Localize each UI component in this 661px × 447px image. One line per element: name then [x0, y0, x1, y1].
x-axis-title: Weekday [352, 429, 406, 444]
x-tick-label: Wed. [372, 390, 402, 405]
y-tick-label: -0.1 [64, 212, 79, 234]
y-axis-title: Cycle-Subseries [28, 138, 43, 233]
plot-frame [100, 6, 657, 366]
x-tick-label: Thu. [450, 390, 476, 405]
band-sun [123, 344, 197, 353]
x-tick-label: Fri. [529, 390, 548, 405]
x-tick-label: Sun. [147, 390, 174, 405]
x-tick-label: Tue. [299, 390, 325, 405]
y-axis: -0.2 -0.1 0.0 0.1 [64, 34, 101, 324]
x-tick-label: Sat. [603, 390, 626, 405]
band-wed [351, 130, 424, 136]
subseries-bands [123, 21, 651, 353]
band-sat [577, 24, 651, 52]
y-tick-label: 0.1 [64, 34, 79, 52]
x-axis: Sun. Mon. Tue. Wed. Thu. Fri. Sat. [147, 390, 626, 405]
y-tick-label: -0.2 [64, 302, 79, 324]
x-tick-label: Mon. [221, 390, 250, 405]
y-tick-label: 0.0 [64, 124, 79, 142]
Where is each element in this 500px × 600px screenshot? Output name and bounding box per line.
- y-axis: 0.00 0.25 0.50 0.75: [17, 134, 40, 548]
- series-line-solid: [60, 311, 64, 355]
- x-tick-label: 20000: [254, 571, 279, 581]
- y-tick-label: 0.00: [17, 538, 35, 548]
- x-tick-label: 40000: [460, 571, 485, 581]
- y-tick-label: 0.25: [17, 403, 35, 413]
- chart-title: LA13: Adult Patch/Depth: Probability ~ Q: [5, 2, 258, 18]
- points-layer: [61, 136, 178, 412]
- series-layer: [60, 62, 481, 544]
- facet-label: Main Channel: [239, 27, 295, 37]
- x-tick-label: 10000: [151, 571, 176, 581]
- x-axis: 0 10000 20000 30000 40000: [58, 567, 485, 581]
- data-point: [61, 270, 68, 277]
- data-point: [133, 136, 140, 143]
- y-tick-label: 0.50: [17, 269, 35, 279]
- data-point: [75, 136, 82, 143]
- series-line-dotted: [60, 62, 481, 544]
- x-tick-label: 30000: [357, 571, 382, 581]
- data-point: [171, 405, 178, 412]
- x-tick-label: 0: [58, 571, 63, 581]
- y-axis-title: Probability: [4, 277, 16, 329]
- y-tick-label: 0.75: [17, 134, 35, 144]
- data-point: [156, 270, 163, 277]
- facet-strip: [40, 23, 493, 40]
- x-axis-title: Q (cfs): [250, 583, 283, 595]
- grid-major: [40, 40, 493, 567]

**PROBLEM STATEMENT**
Quote all of the lines above verbatim, keeping their original order.

**SOLUTION TO THE EXERCISE**
Localize each UI component in this 661px × 447px image. One line per element: name then [x0, y0, x1, y1].
x-axis-title: Weekday [352, 429, 406, 444]
x-tick-label: Wed. [372, 390, 402, 405]
y-tick-label: -0.1 [64, 212, 79, 234]
y-axis-title: Cycle-Subseries [28, 138, 43, 233]
plot-frame [100, 6, 657, 366]
x-tick-label: Thu. [450, 390, 476, 405]
band-sun [123, 344, 197, 353]
x-tick-label: Fri. [529, 390, 548, 405]
x-tick-label: Sun. [147, 390, 174, 405]
x-tick-label: Tue. [299, 390, 325, 405]
y-axis: -0.2 -0.1 0.0 0.1 [64, 34, 101, 324]
x-tick-label: Sat. [603, 390, 626, 405]
band-wed [351, 130, 424, 136]
subseries-bands [123, 21, 651, 353]
band-sat [577, 24, 651, 52]
y-tick-label: 0.1 [64, 34, 79, 52]
x-axis: Sun. Mon. Tue. Wed. Thu. Fri. Sat. [147, 390, 626, 405]
y-tick-label: -0.2 [64, 302, 79, 324]
x-tick-label: Mon. [221, 390, 250, 405]
y-tick-label: 0.0 [64, 124, 79, 142]
Where is each element in this 500px × 600px screenshot? Output name and bounding box per line.
- y-axis: 0.00 0.25 0.50 0.75: [17, 134, 40, 548]
- series-line-solid: [60, 311, 64, 355]
- x-tick-label: 20000: [254, 571, 279, 581]
- y-tick-label: 0.00: [17, 538, 35, 548]
- x-tick-label: 40000: [460, 571, 485, 581]
- y-tick-label: 0.25: [17, 403, 35, 413]
- chart-title: LA13: Adult Patch/Depth: Probability ~ Q: [5, 2, 258, 18]
- points-layer: [61, 136, 178, 412]
- series-layer: [60, 62, 481, 544]
- facet-label: Main Channel: [239, 27, 295, 37]
- x-tick-label: 10000: [151, 571, 176, 581]
- x-axis: 0 10000 20000 30000 40000: [58, 567, 485, 581]
- data-point: [61, 270, 68, 277]
- data-point: [133, 136, 140, 143]
- y-tick-label: 0.50: [17, 269, 35, 279]
- data-point: [75, 136, 82, 143]
- series-line-dotted: [60, 62, 481, 544]
- x-tick-label: 30000: [357, 571, 382, 581]
- data-point: [171, 405, 178, 412]
- x-tick-label: 0: [58, 571, 63, 581]
- y-axis-title: Probability: [4, 277, 16, 329]
- y-tick-label: 0.75: [17, 134, 35, 144]
- data-point: [156, 270, 163, 277]
- facet-strip: [40, 23, 493, 40]
- x-axis-title: Q (cfs): [250, 583, 283, 595]
- grid-major: [40, 40, 493, 567]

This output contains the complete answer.